[TASK BRIEF]:
Sort through the data and copy the lines holding the word "Information".

[PROVIDED DATA]:
>>

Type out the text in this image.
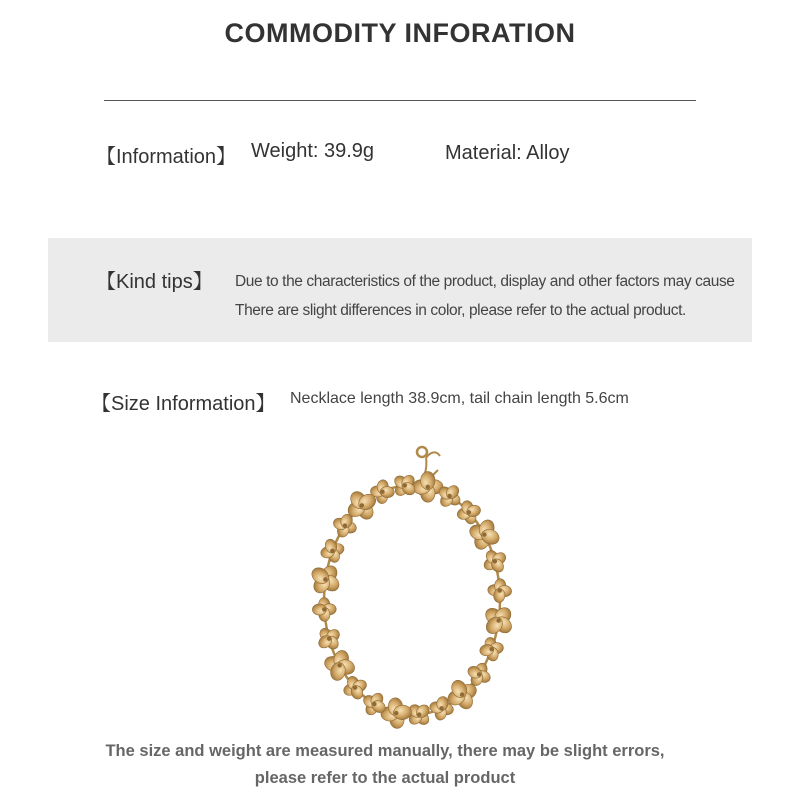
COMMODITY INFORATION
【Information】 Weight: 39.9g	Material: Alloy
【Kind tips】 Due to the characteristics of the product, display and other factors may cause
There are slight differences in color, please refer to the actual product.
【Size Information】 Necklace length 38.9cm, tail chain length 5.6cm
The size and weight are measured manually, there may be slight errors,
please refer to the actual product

<<

[REPLY]:
【Information】 Weight: 39.9g	Material: Alloy
【Size Information】 Necklace length 38.9cm, tail chain length 5.6cm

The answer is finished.